** start **

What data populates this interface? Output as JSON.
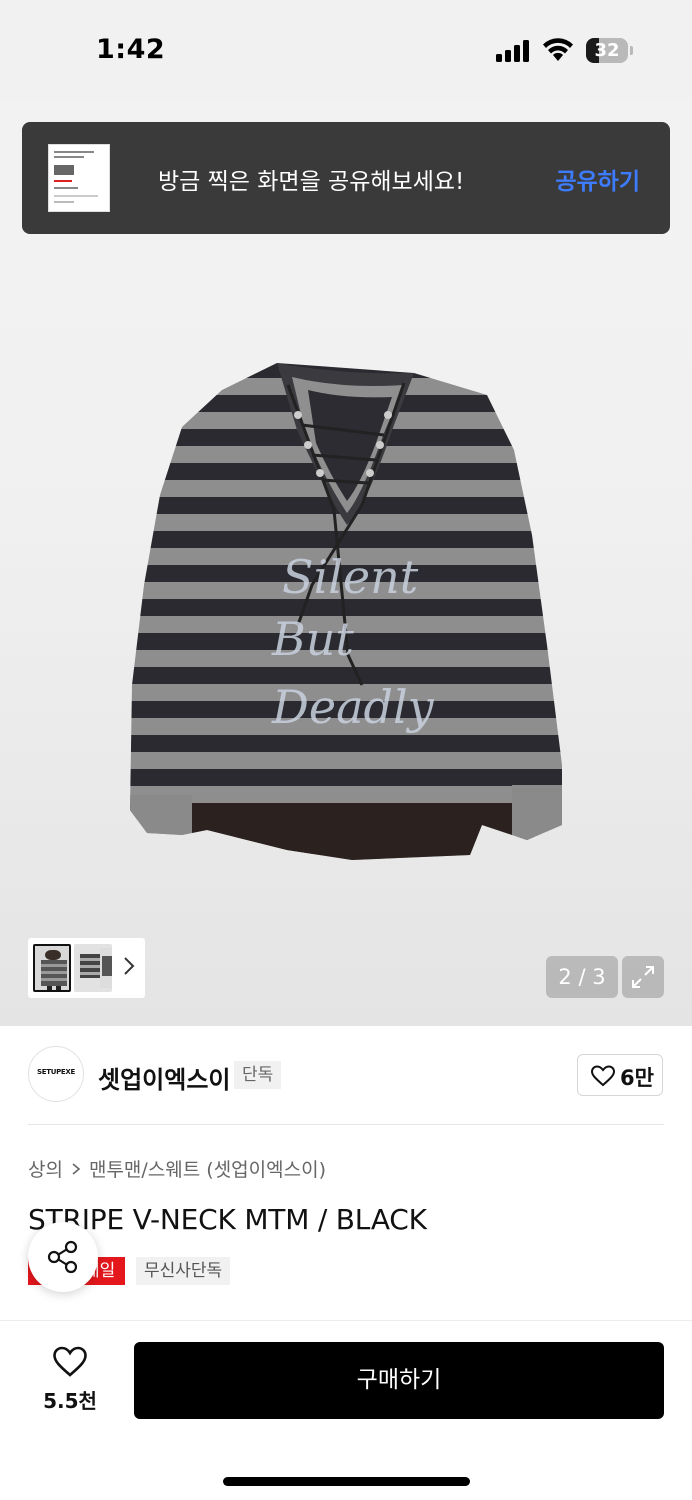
{
  "status_bar": {
    "time": "1:42",
    "battery": "32",
    "battery_level": 0.32
  },
  "share_toast": {
    "message": "방금 찍은 화면을 공유해보세요!",
    "action": "공유하기"
  },
  "gallery": {
    "counter": "2 / 3"
  },
  "brand": {
    "logo_text": "SETUPEXE",
    "name": "셋업이엑스이",
    "badge": "단독",
    "likes": "6만"
  },
  "breadcrumb": {
    "category": "상의",
    "subcategory": "맨투맨/스웨트 (셋업이엑스이)"
  },
  "product": {
    "title": "STRIPE V-NECK MTM / BLACK",
    "tags": [
      "세일",
      "무신사단독"
    ]
  },
  "bottom_bar": {
    "wish_count": "5.5천",
    "buy_label": "구매하기"
  },
  "colors": {
    "accent": "#3d7bff",
    "sale": "#e3171c",
    "buy_button": "#000000"
  }
}
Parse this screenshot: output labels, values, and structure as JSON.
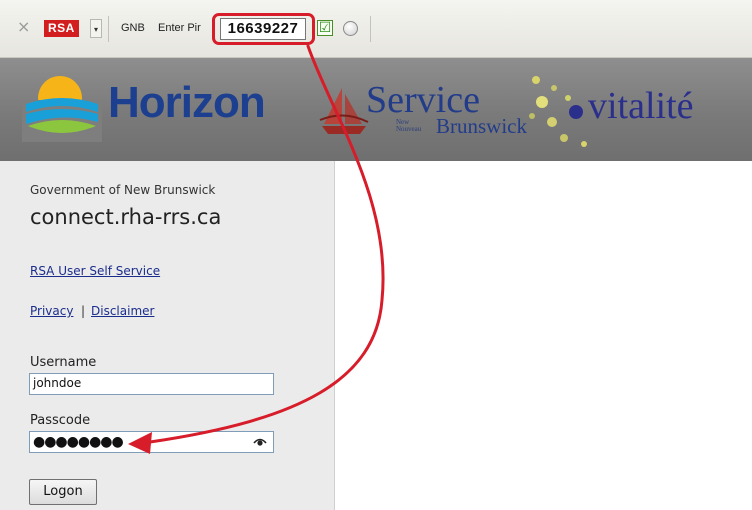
{
  "toolbar": {
    "close_glyph": "×",
    "rsa_label": "RSA",
    "dropdown_glyph": "▾",
    "gnb_label": "GNB",
    "pin_label": "Enter Pir",
    "token_code": "16639227",
    "check_glyph": "☑"
  },
  "banner": {
    "horizon_name": "Horizon",
    "service_word": "Service",
    "new_label": "New\nNouveau",
    "brunswick_word": "Brunswick",
    "vitalite_word": "vitalité"
  },
  "login": {
    "gov_label": "Government of New Brunswick",
    "site_title": "connect.rha-rrs.ca",
    "self_service_link": "RSA User Self Service",
    "privacy_link": "Privacy",
    "separator": "|",
    "disclaimer_link": "Disclaimer",
    "username_label": "Username",
    "username_value": "johndoe",
    "passcode_label": "Passcode",
    "passcode_masked": "●●●●●●●●",
    "logon_label": "Logon"
  },
  "colors": {
    "annotation_red": "#d71c2a",
    "rsa_red": "#d21e1e",
    "horizon_blue": "#1d3f8f",
    "link_blue": "#1b2d8c",
    "banner_gray": "#7e7e7e"
  },
  "icons": {
    "close": "close-icon",
    "check": "checkbox-checked-icon",
    "status": "status-circle-icon",
    "eye": "show-password-eye-icon"
  }
}
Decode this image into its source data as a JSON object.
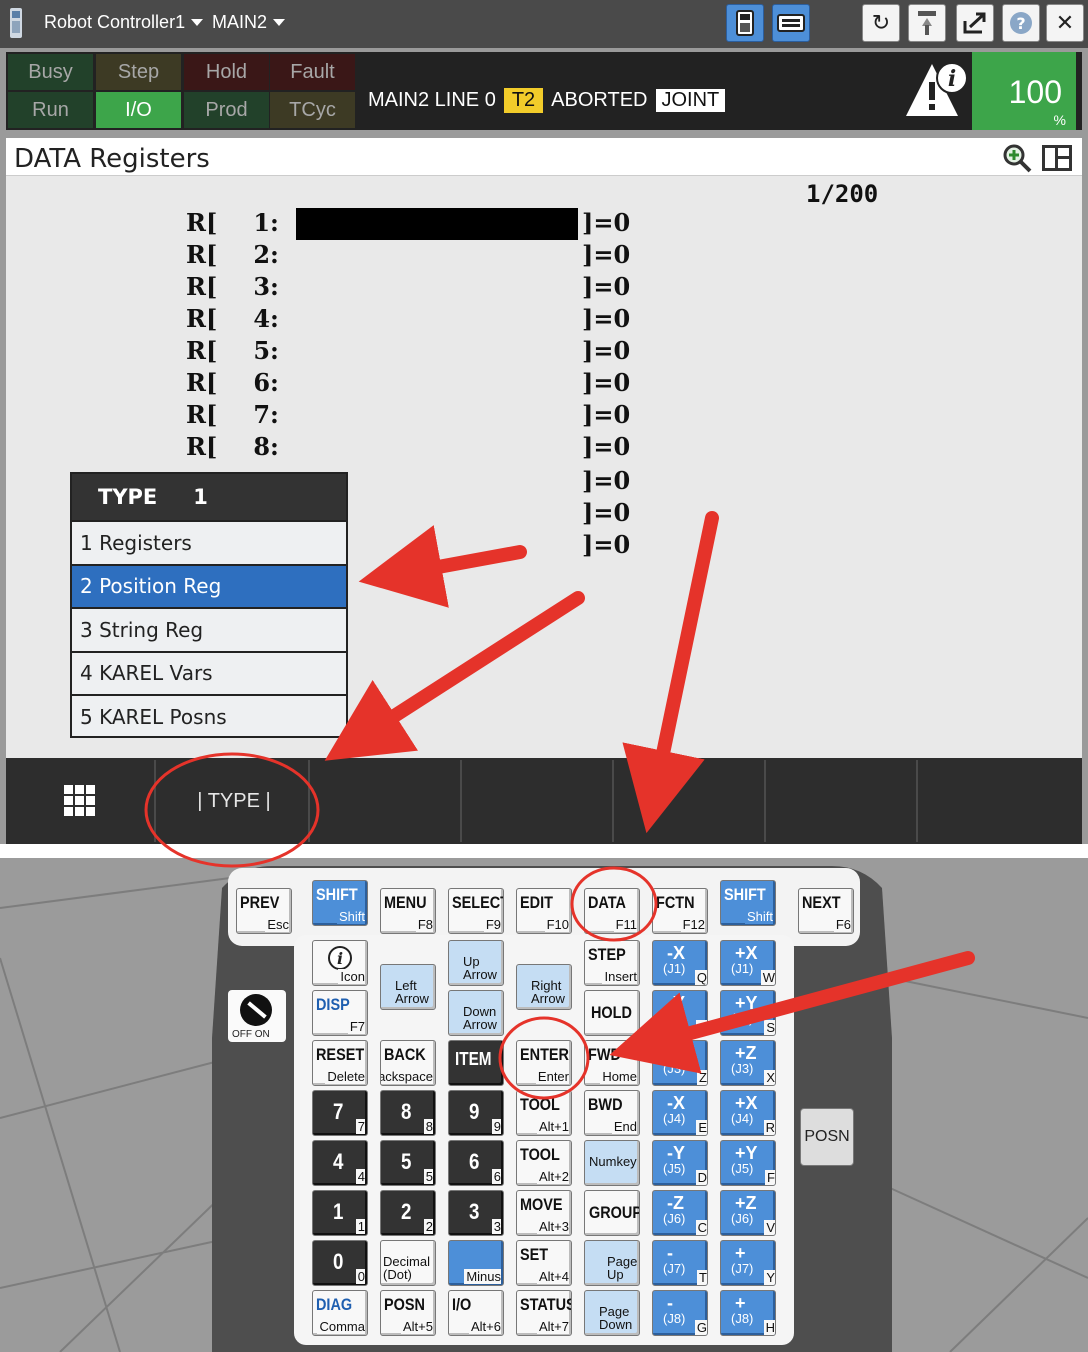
{
  "titlebar": {
    "controller": "Robot Controller1",
    "program": "MAIN2"
  },
  "status": {
    "buttons": [
      {
        "label": "Busy",
        "state": "off",
        "color": "#22412a"
      },
      {
        "label": "Step",
        "state": "off",
        "color": "#3d3a24"
      },
      {
        "label": "Hold",
        "state": "off",
        "color": "#3a1717"
      },
      {
        "label": "Fault",
        "state": "off",
        "color": "#3a1717"
      },
      {
        "label": "Run",
        "state": "off",
        "color": "#22412a"
      },
      {
        "label": "I/O",
        "state": "on",
        "color": "#3da54a"
      },
      {
        "label": "Prod",
        "state": "off",
        "color": "#22412a"
      },
      {
        "label": "TCyc",
        "state": "off",
        "color": "#3d3a24"
      }
    ],
    "line_text": "MAIN2 LINE 0",
    "mode_tag": "T2",
    "state_text": "ABORTED",
    "coord_tag": "JOINT",
    "override": "100",
    "override_unit": "%"
  },
  "screen": {
    "title": "DATA Registers",
    "page_indicator": "1/200",
    "registers": [
      {
        "prefix": "R[",
        "index": "1:",
        "value": "]=0"
      },
      {
        "prefix": "R[",
        "index": "2:",
        "value": "]=0"
      },
      {
        "prefix": "R[",
        "index": "3:",
        "value": "]=0"
      },
      {
        "prefix": "R[",
        "index": "4:",
        "value": "]=0"
      },
      {
        "prefix": "R[",
        "index": "5:",
        "value": "]=0"
      },
      {
        "prefix": "R[",
        "index": "6:",
        "value": "]=0"
      },
      {
        "prefix": "R[",
        "index": "7:",
        "value": "]=0"
      },
      {
        "prefix": "R[",
        "index": "8:",
        "value": "]=0"
      }
    ],
    "hidden_values": [
      "]=0",
      "]=0",
      "]=0"
    ]
  },
  "popup": {
    "title": "TYPE",
    "title_num": "1",
    "items": [
      {
        "label": "1 Registers",
        "selected": false
      },
      {
        "label": "2 Position Reg",
        "selected": true
      },
      {
        "label": "3 String Reg",
        "selected": false
      },
      {
        "label": "4 KAREL Vars",
        "selected": false
      },
      {
        "label": "5 KAREL Posns",
        "selected": false
      }
    ]
  },
  "fkeys": [
    "",
    "| TYPE |",
    "",
    "",
    "",
    "",
    ""
  ],
  "keypad": {
    "top_row": [
      {
        "main": "PREV",
        "sub": "Esc"
      },
      {
        "main": "SHIFT",
        "sub": "Shift",
        "blue": true
      },
      {
        "main": "MENU",
        "sub": "F8"
      },
      {
        "main": "SELECT",
        "sub": "F9"
      },
      {
        "main": "EDIT",
        "sub": "F10"
      },
      {
        "main": "DATA",
        "sub": "F11"
      },
      {
        "main": "FCTN",
        "sub": "F12"
      },
      {
        "main": "SHIFT",
        "sub": "Shift",
        "blue": true
      },
      {
        "main": "NEXT",
        "sub": "F6"
      }
    ],
    "labels": {
      "icon": "Icon",
      "disp": "DISP",
      "disp_sub": "F7",
      "up": "Up\nArrow",
      "left": "Left\nArrow",
      "right": "Right\nArrow",
      "down": "Down\nArrow",
      "step": "STEP",
      "step_sub": "Insert",
      "hold": "HOLD",
      "reset": "RESET",
      "reset_sub": "Delete",
      "back": "BACK",
      "back_sub": "Backspace",
      "item": "ITEM",
      "enter": "ENTER",
      "enter_sub": "Enter",
      "fwd": "FWD",
      "fwd_sub": "Home",
      "bwd": "BWD",
      "bwd_sub": "End",
      "tool1": "TOOL",
      "tool1_sub": "Alt+1",
      "tool2": "TOOL",
      "tool2_sub": "Alt+2",
      "move": "MOVE",
      "move_sub": "Alt+3",
      "setup": "SET",
      "setup_sub": "Alt+4",
      "numkey": "Numkey",
      "group": "GROUP",
      "pageup": "Page\nUp",
      "pagedown": "Page\nDown",
      "decimal": "Decimal\n(Dot)",
      "minus": "Minus",
      "diag": "DIAG",
      "diag_sub": "Comma",
      "posn": "POSN",
      "posn_sub": "Alt+5",
      "io": "I/O",
      "io_sub": "Alt+6",
      "status": "STATUS",
      "status_sub": "Alt+7",
      "posn_side": "POSN",
      "switch": "OFF  ON"
    },
    "digits": [
      {
        "main": "7",
        "sub": "7"
      },
      {
        "main": "8",
        "sub": "8"
      },
      {
        "main": "9",
        "sub": "9"
      },
      {
        "main": "4",
        "sub": "4"
      },
      {
        "main": "5",
        "sub": "5"
      },
      {
        "main": "6",
        "sub": "6"
      },
      {
        "main": "1",
        "sub": "1"
      },
      {
        "main": "2",
        "sub": "2"
      },
      {
        "main": "3",
        "sub": "3"
      },
      {
        "main": "0",
        "sub": "0"
      }
    ],
    "axes": [
      {
        "main": "-X",
        "main2": "(J1)",
        "sub": "Q"
      },
      {
        "main": "+X",
        "main2": "(J1)",
        "sub": "W"
      },
      {
        "main": "-Y",
        "main2": "(J2)",
        "sub": "A"
      },
      {
        "main": "+Y",
        "main2": "(J2)",
        "sub": "S"
      },
      {
        "main": "-Z",
        "main2": "(J3)",
        "sub": "Z"
      },
      {
        "main": "+Z",
        "main2": "(J3)",
        "sub": "X"
      },
      {
        "main": "-X",
        "main2": "(J4)",
        "sub": "E"
      },
      {
        "main": "+X",
        "main2": "(J4)",
        "sub": "R"
      },
      {
        "main": "-Y",
        "main2": "(J5)",
        "sub": "D"
      },
      {
        "main": "+Y",
        "main2": "(J5)",
        "sub": "F"
      },
      {
        "main": "-Z",
        "main2": "(J6)",
        "sub": "C"
      },
      {
        "main": "+Z",
        "main2": "(J6)",
        "sub": "V"
      },
      {
        "main": "-",
        "main2": "(J7)",
        "sub": "T"
      },
      {
        "main": "+",
        "main2": "(J7)",
        "sub": "Y"
      },
      {
        "main": "-",
        "main2": "(J8)",
        "sub": "G"
      },
      {
        "main": "+",
        "main2": "(J8)",
        "sub": "H"
      }
    ]
  },
  "colors": {
    "arrow": "#e5332a",
    "accent_blue": "#4d8fd8",
    "status_green": "#3da54a",
    "tag_yellow": "#f2cc2a"
  }
}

** end **

▸ YOUR OBJECTIVE
What is the number of lines above that contain "JSON"? Answer with that number only.

▸ THE COMPLETED TASK
3